### Data supplied
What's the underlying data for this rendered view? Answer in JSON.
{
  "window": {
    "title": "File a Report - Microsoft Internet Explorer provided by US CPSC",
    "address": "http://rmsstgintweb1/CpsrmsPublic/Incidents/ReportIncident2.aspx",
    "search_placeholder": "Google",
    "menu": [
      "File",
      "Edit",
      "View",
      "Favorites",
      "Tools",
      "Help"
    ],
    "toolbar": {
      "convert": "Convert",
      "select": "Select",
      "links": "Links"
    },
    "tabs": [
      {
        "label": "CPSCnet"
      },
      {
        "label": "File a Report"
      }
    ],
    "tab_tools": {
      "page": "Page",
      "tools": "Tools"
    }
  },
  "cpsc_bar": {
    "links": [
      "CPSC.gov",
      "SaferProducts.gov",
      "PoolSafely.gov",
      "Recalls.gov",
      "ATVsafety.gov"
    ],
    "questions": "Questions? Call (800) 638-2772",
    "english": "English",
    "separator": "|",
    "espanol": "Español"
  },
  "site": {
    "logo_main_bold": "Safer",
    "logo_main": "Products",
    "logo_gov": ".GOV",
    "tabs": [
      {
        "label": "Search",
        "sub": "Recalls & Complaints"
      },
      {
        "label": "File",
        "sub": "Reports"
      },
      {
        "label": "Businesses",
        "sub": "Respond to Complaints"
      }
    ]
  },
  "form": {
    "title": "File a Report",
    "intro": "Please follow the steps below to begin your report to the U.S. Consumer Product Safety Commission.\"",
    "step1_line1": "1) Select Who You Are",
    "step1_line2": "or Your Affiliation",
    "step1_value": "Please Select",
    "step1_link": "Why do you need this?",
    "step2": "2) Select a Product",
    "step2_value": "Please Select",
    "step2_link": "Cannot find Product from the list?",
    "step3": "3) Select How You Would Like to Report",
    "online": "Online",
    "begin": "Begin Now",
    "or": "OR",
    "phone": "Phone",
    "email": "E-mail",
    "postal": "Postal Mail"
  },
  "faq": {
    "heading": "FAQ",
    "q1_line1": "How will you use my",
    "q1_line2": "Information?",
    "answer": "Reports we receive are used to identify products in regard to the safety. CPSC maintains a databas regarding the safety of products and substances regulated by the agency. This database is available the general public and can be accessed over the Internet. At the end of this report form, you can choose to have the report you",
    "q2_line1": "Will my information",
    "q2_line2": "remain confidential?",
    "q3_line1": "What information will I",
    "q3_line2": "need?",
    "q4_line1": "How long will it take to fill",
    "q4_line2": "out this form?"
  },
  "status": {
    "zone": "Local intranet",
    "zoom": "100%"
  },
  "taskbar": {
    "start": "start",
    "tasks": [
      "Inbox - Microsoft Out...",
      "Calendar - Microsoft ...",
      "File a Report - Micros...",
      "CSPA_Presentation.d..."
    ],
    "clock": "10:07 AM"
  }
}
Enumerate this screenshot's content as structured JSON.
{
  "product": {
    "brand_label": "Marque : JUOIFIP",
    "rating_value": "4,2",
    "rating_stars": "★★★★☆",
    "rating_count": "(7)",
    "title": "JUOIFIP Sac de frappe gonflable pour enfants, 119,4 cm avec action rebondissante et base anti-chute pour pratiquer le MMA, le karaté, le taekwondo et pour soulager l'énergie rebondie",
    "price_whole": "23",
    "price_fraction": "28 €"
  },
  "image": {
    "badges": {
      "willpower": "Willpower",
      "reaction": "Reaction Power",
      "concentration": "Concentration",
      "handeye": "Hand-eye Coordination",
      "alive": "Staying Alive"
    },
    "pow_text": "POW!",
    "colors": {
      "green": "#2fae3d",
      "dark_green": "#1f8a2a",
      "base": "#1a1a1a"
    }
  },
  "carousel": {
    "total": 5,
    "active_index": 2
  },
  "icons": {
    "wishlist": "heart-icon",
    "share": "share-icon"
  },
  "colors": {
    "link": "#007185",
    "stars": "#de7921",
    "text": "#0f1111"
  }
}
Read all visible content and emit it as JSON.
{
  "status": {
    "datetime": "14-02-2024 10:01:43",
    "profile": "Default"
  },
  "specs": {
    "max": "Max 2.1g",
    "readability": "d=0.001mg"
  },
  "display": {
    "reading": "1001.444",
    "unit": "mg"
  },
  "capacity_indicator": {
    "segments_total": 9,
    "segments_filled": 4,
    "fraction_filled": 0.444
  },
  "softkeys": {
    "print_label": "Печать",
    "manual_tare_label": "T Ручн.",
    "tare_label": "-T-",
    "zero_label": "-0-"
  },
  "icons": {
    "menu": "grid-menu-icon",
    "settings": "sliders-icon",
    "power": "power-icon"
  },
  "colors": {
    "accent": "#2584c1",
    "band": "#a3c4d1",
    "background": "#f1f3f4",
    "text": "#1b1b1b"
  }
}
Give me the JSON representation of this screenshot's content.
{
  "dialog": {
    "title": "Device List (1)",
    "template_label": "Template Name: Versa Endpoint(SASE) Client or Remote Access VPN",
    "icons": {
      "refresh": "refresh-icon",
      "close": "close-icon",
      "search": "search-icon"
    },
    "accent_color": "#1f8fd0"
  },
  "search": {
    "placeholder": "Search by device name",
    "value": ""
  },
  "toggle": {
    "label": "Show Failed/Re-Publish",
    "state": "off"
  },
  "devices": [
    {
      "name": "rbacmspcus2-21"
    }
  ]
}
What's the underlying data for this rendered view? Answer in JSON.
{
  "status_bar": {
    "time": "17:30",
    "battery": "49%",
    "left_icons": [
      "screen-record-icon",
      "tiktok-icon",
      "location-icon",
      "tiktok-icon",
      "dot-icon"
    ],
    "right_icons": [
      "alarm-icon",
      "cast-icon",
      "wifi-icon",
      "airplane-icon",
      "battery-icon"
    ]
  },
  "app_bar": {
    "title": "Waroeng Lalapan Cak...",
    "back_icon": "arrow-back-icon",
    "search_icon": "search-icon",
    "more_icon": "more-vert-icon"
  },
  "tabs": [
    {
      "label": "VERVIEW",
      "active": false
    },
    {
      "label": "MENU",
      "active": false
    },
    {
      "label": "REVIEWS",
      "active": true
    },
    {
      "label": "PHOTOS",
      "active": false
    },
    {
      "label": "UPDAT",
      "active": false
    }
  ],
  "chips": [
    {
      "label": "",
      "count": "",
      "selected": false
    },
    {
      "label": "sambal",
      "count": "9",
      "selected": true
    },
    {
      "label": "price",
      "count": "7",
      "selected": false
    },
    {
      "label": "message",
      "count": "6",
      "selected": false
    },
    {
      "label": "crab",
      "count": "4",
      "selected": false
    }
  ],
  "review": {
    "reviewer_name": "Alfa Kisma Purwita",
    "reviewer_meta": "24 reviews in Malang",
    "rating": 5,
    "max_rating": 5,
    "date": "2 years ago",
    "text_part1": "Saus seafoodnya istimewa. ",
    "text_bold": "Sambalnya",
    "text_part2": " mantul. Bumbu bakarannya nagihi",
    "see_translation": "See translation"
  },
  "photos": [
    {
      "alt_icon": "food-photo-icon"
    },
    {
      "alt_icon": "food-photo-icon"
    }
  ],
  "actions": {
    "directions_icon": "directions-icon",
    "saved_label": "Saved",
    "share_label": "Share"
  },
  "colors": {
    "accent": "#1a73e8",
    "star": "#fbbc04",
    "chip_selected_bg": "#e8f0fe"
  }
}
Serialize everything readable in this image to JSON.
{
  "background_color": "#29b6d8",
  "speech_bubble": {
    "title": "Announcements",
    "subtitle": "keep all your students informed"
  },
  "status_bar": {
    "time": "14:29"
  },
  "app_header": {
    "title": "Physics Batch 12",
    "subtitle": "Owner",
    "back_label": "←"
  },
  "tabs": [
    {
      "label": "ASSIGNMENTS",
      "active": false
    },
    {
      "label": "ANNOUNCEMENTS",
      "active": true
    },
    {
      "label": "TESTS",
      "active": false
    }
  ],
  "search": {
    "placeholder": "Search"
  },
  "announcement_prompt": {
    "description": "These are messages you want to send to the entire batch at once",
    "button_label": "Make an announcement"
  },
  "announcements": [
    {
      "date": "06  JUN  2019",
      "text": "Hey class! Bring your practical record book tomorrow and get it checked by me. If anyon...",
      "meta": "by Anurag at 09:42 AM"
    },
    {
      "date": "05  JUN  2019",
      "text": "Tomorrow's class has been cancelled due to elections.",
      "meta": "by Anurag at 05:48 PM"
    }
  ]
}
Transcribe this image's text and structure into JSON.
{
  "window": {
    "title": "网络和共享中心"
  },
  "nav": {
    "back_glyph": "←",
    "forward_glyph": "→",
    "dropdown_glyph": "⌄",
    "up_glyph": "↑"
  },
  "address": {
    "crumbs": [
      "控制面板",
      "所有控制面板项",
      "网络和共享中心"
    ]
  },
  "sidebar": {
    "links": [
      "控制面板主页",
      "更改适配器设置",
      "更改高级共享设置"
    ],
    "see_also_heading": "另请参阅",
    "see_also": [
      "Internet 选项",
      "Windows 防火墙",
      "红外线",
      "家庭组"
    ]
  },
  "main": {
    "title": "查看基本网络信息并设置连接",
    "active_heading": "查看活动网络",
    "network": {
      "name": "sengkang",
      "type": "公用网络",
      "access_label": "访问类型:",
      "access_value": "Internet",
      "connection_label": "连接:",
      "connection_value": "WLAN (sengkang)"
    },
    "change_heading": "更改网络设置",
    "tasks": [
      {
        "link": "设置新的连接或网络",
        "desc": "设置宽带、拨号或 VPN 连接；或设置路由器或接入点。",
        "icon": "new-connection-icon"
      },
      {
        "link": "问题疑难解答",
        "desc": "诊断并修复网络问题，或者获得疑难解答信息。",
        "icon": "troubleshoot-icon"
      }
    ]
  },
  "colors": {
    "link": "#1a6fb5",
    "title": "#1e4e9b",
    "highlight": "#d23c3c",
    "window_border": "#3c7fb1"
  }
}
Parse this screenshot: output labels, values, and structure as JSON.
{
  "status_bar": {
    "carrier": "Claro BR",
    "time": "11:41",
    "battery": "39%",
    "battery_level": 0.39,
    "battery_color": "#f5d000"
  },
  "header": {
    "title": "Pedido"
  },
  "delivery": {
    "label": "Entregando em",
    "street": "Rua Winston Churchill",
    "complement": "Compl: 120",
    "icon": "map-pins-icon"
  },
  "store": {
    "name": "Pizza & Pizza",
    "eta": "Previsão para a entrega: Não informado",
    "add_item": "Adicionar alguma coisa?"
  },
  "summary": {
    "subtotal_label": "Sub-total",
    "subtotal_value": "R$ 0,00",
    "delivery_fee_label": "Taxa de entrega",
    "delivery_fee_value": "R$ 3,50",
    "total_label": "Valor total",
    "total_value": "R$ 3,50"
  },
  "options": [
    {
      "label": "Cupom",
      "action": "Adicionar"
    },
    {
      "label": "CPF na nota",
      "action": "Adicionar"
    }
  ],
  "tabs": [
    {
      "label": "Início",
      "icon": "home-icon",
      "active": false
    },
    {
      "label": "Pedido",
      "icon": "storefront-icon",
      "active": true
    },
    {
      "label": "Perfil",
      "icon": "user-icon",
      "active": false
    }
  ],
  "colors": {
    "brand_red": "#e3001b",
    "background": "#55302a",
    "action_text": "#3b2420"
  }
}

### Exercise prompt
Find the line that contains "Parse this screenshot: output". Repeat it and every line after it, exactly as written, up to and including the last line of the records above.

### Task result
Parse this screenshot: output labels, values, and structure as JSON.
{
  "status_bar": {
    "carrier": "Claro BR",
    "time": "11:41",
    "battery": "39%",
    "battery_level": 0.39,
    "battery_color": "#f5d000"
  },
  "header": {
    "title": "Pedido"
  },
  "delivery": {
    "label": "Entregando em",
    "street": "Rua Winston Churchill",
    "complement": "Compl: 120",
    "icon": "map-pins-icon"
  },
  "store": {
    "name": "Pizza & Pizza",
    "eta": "Previsão para a entrega: Não informado",
    "add_item": "Adicionar alguma coisa?"
  },
  "summary": {
    "subtotal_label": "Sub-total",
    "subtotal_value": "R$ 0,00",
    "delivery_fee_label": "Taxa de entrega",
    "delivery_fee_value": "R$ 3,50",
    "total_label": "Valor total",
    "total_value": "R$ 3,50"
  },
  "options": [
    {
      "label": "Cupom",
      "action": "Adicionar"
    },
    {
      "label": "CPF na nota",
      "action": "Adicionar"
    }
  ],
  "tabs": [
    {
      "label": "Início",
      "icon": "home-icon",
      "active": false
    },
    {
      "label": "Pedido",
      "icon": "storefront-icon",
      "active": true
    },
    {
      "label": "Perfil",
      "icon": "user-icon",
      "active": false
    }
  ],
  "colors": {
    "brand_red": "#e3001b",
    "background": "#55302a",
    "action_text": "#3b2420"
  }
}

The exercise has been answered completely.